EXERCISE TASK => Repeat each line of the material below exactly as it appears, minus any pictures.

[A run of records]
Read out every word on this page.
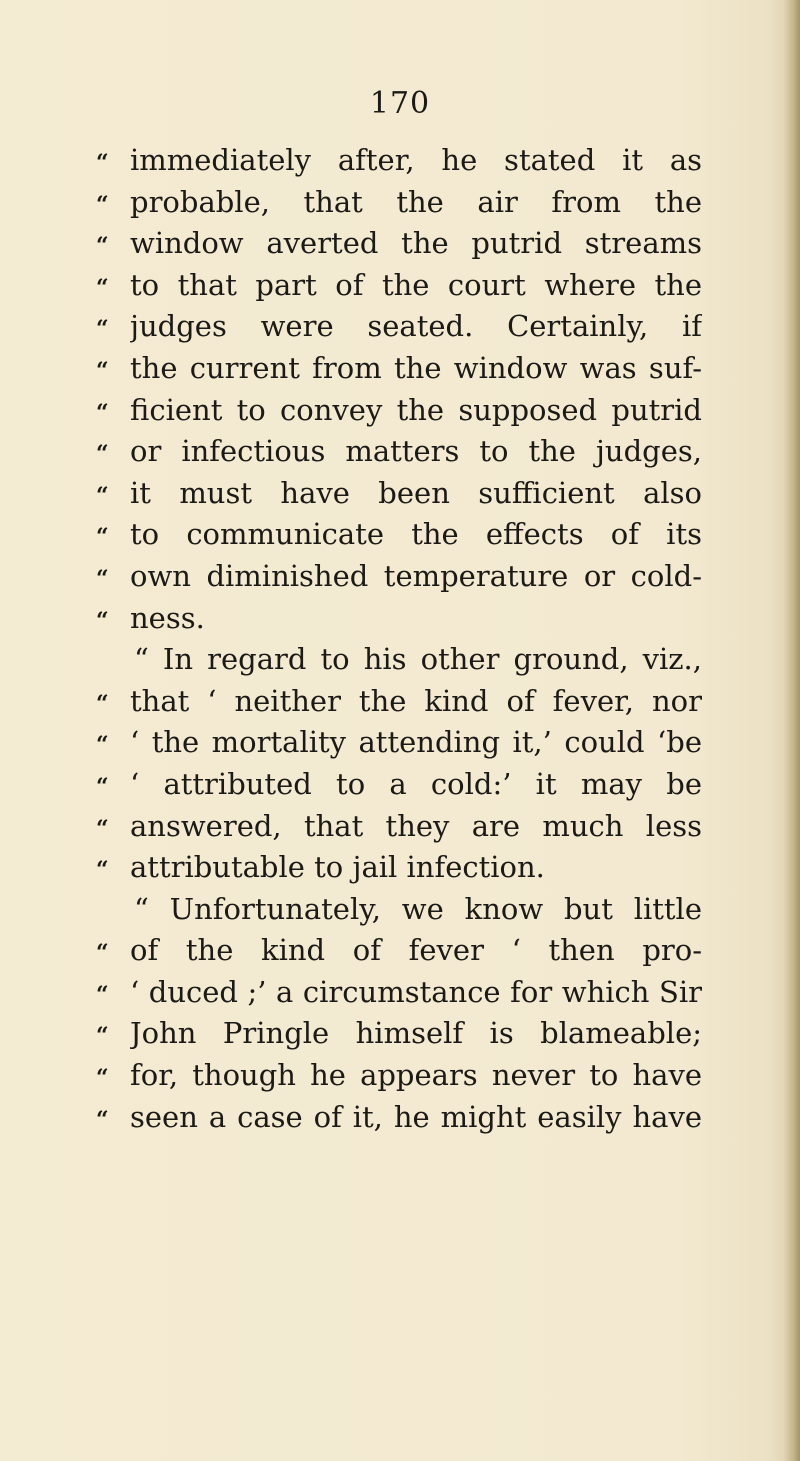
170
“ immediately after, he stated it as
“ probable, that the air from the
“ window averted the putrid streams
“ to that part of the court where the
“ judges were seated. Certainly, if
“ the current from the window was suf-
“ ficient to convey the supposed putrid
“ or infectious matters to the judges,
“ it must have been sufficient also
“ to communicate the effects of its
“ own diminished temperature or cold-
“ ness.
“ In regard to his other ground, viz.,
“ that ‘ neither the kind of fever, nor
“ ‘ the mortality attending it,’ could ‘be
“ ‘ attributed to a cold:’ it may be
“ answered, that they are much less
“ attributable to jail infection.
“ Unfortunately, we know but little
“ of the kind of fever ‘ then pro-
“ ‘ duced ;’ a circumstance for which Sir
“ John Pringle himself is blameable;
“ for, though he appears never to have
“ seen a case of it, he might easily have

THE REPLY =>
Read out every word on this page.
170
“ immediately after, he stated it as
“ probable, that the air from the
“ window averted the putrid streams
“ to that part of the court where the
“ judges were seated. Certainly, if
“ the current from the window was suf-
“ ficient to convey the supposed putrid
“ or infectious matters to the judges,
“ it must have been sufficient also
“ to communicate the effects of its
“ own diminished temperature or cold-
“ ness.
“ In regard to his other ground, viz.,
“ that ‘ neither the kind of fever, nor
“ ‘ the mortality attending it,’ could ‘be
“ ‘ attributed to a cold:’ it may be
“ answered, that they are much less
“ attributable to jail infection.
“ Unfortunately, we know but little
“ of the kind of fever ‘ then pro-
“ ‘ duced ;’ a circumstance for which Sir
“ John Pringle himself is blameable;
“ for, though he appears never to have
“ seen a case of it, he might easily have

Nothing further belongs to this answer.